**TAREFA 1:** Reescreva em forma de lista o parágrafo do texto sobre os planos de saúde que começa por "A proibição da venda de 65 planos de saúde", mantendo os fatos principais.
**TAREFA 2:**
Responda, com base no texto sobre os planos de saúde:
(a) Quantos segurados têm dificuldade de marcar consultas?
(b) Por quanto tempo vale a pena aplicada às empresas?
(c) Quantas das empresas punidas são reincidentes?
**TAREFA 3:** Prossiga com o texto sobre os planos de saúde a partir do ponto em que ele termina.

**TRECHO SELECIONADO:**
Planos estão na UTI

A proibição da venda de 65 planos de saúde de 16 empresas vem ao encontro das preocupações dos brasileiros. Segundo pesquisa Datafolha divulgada em março, a saúde ocupa o primeiro lugar no ranking de apreensões do cidadão. A pena, válida por três meses, deve-se a dois desvios — desrespeito ao prazo máximo de atendimento e negativas indevidas de cobertura. Significa que 586 mil segurados têm dificuldade de marcar consultas e, quando conseguem, correm o risco de não terem reconhecido o direito de fazer exames complementares ou de conseguir vaga em UTI ou leito em hospital. Se entrar na linha em três meses, a instituição terá os convênios reativados. Caso contrário, a comercialização permanece suspensa. Das 16 apenadas, 14 são reincidentes. O grande percentual de recaídas permite entender melhor o levantamento do Datafolha. O brasileiro sente-se desamparado. Vive situação retratada pelo dito “se ficar, o bicho pega; se correr, o bicho come”. Obrigado a pagar o SUS, não recebe a contrapartida esperada. Dispõe-se, então, a aderir a previdência privada.

**INFORMAÇÕES EXTRAÍDAS:**
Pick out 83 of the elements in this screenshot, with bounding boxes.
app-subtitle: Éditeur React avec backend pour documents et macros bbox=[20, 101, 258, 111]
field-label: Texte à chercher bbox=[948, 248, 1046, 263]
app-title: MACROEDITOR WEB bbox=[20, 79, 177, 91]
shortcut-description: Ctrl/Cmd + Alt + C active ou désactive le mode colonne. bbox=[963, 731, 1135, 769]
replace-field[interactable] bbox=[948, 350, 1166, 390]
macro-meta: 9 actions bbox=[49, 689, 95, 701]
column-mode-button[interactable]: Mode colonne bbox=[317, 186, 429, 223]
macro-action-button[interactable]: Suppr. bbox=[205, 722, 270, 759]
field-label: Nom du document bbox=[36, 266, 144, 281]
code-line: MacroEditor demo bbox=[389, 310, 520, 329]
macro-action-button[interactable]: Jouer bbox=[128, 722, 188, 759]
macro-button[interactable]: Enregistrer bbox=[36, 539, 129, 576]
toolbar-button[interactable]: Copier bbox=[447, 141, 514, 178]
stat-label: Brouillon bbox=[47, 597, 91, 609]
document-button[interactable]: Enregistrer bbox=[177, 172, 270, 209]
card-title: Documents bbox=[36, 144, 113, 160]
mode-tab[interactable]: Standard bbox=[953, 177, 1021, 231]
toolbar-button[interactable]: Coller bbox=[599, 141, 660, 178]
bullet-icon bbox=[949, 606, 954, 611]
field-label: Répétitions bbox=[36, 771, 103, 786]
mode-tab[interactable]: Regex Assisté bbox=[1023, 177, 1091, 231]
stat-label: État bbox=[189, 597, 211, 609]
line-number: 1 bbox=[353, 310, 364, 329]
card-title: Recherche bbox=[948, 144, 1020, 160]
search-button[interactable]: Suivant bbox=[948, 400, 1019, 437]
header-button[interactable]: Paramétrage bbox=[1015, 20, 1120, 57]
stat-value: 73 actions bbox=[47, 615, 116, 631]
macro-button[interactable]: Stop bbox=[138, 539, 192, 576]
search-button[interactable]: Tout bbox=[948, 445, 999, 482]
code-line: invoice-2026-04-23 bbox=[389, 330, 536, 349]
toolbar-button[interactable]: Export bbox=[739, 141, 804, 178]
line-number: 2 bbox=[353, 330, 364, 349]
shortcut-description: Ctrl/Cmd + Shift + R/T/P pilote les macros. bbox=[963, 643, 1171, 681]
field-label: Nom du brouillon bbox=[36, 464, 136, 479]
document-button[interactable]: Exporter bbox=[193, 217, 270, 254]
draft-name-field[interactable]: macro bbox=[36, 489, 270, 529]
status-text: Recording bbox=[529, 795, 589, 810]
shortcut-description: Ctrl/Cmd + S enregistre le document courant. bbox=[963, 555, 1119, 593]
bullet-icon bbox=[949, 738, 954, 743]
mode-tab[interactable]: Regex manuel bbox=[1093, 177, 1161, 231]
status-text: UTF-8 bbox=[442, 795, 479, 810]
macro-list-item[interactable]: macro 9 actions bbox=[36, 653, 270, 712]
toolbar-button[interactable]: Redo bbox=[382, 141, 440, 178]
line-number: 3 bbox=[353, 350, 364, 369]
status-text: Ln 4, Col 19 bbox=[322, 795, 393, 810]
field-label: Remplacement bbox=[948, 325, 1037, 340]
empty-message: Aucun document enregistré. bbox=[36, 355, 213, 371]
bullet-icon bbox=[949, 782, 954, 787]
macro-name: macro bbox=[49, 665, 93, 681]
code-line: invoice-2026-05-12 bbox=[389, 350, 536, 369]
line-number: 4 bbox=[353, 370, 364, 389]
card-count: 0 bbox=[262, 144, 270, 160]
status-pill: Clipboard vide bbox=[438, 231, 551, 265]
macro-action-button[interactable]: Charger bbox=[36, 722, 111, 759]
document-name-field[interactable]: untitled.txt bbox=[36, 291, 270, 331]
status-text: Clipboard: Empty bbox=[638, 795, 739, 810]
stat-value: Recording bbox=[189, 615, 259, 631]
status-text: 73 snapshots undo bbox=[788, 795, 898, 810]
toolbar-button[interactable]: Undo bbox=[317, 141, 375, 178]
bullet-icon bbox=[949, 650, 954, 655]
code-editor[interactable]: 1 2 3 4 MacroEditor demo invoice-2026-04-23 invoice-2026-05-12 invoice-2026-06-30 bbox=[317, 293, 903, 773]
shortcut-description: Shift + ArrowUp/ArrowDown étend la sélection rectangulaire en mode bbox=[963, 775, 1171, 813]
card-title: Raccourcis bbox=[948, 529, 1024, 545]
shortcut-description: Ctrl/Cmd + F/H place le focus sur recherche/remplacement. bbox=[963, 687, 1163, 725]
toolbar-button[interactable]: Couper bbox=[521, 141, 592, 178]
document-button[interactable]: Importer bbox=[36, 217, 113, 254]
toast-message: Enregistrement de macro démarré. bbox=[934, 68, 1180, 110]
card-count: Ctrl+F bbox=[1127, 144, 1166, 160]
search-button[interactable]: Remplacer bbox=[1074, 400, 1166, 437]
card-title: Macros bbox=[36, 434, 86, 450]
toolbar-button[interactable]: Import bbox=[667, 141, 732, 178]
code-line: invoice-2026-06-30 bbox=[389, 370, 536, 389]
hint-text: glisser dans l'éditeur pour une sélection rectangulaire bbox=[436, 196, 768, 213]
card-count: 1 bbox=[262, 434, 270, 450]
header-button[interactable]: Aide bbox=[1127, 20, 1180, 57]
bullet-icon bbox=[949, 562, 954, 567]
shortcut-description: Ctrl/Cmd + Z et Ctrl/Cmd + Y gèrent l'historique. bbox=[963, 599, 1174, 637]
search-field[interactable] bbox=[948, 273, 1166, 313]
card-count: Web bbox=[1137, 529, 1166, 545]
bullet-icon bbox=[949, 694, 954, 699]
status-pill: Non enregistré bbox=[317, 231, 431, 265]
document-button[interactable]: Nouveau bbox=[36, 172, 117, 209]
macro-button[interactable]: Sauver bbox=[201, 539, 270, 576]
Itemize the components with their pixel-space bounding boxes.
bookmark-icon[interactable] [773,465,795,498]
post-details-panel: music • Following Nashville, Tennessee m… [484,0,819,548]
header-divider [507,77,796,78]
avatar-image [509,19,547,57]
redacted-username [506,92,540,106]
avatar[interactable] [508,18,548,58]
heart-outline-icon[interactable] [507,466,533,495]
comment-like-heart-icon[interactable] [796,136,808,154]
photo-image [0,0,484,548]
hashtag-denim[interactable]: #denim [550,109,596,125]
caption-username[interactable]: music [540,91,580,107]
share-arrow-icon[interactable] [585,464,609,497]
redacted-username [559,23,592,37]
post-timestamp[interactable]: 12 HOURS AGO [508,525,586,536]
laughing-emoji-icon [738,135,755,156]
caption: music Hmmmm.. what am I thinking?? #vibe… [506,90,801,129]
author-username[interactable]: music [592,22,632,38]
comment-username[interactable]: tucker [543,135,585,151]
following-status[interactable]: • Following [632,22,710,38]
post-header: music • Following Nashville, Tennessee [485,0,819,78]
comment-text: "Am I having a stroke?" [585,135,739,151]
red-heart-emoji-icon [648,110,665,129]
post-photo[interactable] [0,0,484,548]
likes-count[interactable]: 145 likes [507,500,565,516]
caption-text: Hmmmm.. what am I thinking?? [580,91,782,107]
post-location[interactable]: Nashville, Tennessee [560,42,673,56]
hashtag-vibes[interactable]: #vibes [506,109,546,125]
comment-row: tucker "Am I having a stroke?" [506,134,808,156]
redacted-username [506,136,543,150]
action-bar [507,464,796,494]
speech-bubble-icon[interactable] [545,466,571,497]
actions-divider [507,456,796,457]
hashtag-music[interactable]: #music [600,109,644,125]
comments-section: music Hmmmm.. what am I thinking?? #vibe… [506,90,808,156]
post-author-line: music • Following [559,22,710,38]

**RESPOSTA ESCRITA 1:**
- Foi proibida a venda de 65 planos de saúde de 16 empresas.
- Segundo pesquisa Datafolha divulgada em março, a saúde ocupa o primeiro lugar no ranking de apreensões do cidadão.
- A pena vale por três meses e deve-se a dois desvios: desrespeito ao prazo máximo de atendimento e negativas indevidas de cobertura.
- 586 mil segurados têm dificuldade de marcar consultas. Correm ainda o risco de não ter reconhecido o direito a exames complementares, a vaga em UTI ou a leito em hospital.
- A empresa que se regularizar em três meses terá os convênios reativados. Caso contrário, a comercialização continua suspensa.
- Das 16 empresas punidas, 14 são reincidentes.
- O brasileiro sente-se desamparado: paga o SUS, não recebe a contrapartida esperada e dispõe-se a aderir a previdência privada.

**RESPOSTA ESCRITA 2:**
(a) 586 mil segurados.
(b) Três meses.
(c) 14 das 16 empresas.

**RESPOSTA ESCRITA 3:**
O resultado não muda. A lentidão do Judiciário estimula a crença na impunidade. Até transitar em julgado, uma causa pode levar décadas. Se depender da sentença para ter acesso à saúde, morre-se antes, bem antes. A Constituição assegura o acesso universal à saúde. Mas passar do papel à realidade exige algo mais do que palavras. Exige recursos e gestão profissional. Ao longo da campanha pela disputa por cargos eletivos, os candidatos demonstraram conhecer o problema e ter resposta adequada para enfrentá-lo.

Não só o sistema público de saúde pede mudanças: 45% dos brasileiros mostraram insatisfação tanto com o SUS quanto com convênios privados. O quadro torna-se mais grave quando se analisa a mudança do perfil demográfico nacional. Com o envelhecimento, a população precisará de mais assistência médica e hospitalar.